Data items

####

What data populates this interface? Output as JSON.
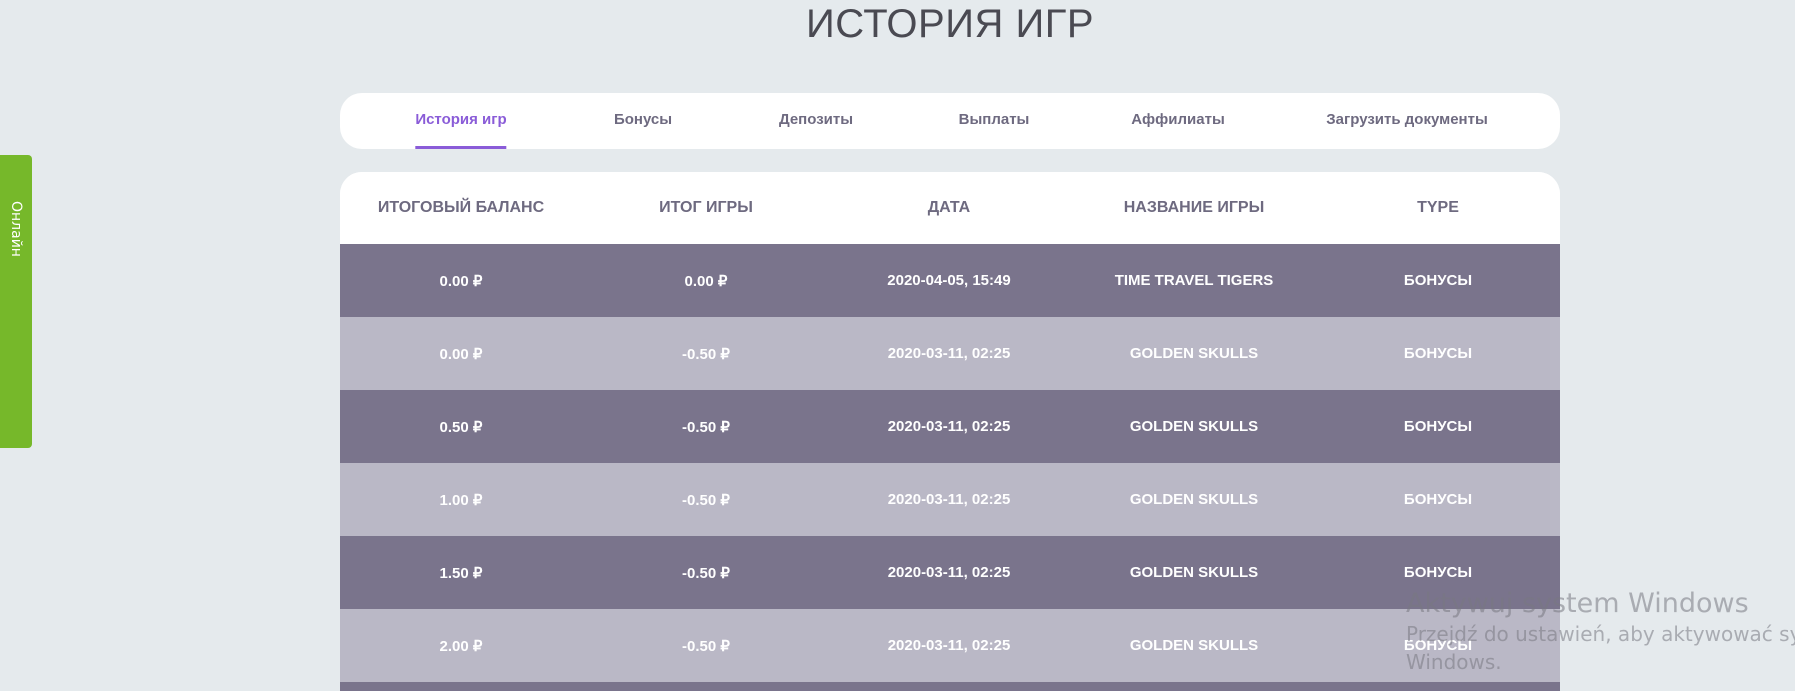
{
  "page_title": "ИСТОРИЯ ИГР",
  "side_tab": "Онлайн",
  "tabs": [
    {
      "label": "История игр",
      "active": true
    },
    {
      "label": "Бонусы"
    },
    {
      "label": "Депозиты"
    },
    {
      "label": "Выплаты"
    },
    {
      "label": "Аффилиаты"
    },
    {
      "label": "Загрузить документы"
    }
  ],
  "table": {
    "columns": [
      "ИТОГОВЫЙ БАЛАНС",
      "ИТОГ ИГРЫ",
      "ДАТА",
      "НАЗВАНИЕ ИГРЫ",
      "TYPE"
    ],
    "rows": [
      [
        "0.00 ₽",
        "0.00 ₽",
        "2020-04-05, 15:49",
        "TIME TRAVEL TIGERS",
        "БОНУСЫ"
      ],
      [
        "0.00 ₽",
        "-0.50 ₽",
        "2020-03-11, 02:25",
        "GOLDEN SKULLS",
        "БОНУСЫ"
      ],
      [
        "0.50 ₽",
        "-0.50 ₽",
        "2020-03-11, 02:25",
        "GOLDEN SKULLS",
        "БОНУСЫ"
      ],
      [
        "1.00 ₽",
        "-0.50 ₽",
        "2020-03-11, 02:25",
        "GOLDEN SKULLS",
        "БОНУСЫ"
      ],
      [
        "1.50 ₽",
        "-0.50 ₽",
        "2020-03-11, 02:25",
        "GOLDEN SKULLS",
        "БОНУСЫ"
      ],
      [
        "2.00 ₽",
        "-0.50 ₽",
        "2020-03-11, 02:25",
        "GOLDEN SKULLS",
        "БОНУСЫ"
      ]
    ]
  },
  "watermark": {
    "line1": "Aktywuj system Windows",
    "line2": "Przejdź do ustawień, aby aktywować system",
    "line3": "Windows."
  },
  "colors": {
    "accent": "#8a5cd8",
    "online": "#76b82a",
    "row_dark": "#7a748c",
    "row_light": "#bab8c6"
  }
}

####

▸ **SET EXERCISE**
Would you mind returning each entry above word for word, skipping the images?

▸ **EXPECTED ANSWER**
What data populates this interface? Output as JSON.
{
  "page_title": "ИСТОРИЯ ИГР",
  "side_tab": "Онлайн",
  "tabs": [
    {
      "label": "История игр",
      "active": true
    },
    {
      "label": "Бонусы"
    },
    {
      "label": "Депозиты"
    },
    {
      "label": "Выплаты"
    },
    {
      "label": "Аффилиаты"
    },
    {
      "label": "Загрузить документы"
    }
  ],
  "table": {
    "columns": [
      "ИТОГОВЫЙ БАЛАНС",
      "ИТОГ ИГРЫ",
      "ДАТА",
      "НАЗВАНИЕ ИГРЫ",
      "TYPE"
    ],
    "rows": [
      [
        "0.00 ₽",
        "0.00 ₽",
        "2020-04-05, 15:49",
        "TIME TRAVEL TIGERS",
        "БОНУСЫ"
      ],
      [
        "0.00 ₽",
        "-0.50 ₽",
        "2020-03-11, 02:25",
        "GOLDEN SKULLS",
        "БОНУСЫ"
      ],
      [
        "0.50 ₽",
        "-0.50 ₽",
        "2020-03-11, 02:25",
        "GOLDEN SKULLS",
        "БОНУСЫ"
      ],
      [
        "1.00 ₽",
        "-0.50 ₽",
        "2020-03-11, 02:25",
        "GOLDEN SKULLS",
        "БОНУСЫ"
      ],
      [
        "1.50 ₽",
        "-0.50 ₽",
        "2020-03-11, 02:25",
        "GOLDEN SKULLS",
        "БОНУСЫ"
      ],
      [
        "2.00 ₽",
        "-0.50 ₽",
        "2020-03-11, 02:25",
        "GOLDEN SKULLS",
        "БОНУСЫ"
      ]
    ]
  },
  "watermark": {
    "line1": "Aktywuj system Windows",
    "line2": "Przejdź do ustawień, aby aktywować system",
    "line3": "Windows."
  },
  "colors": {
    "accent": "#8a5cd8",
    "online": "#76b82a",
    "row_dark": "#7a748c",
    "row_light": "#bab8c6"
  }
}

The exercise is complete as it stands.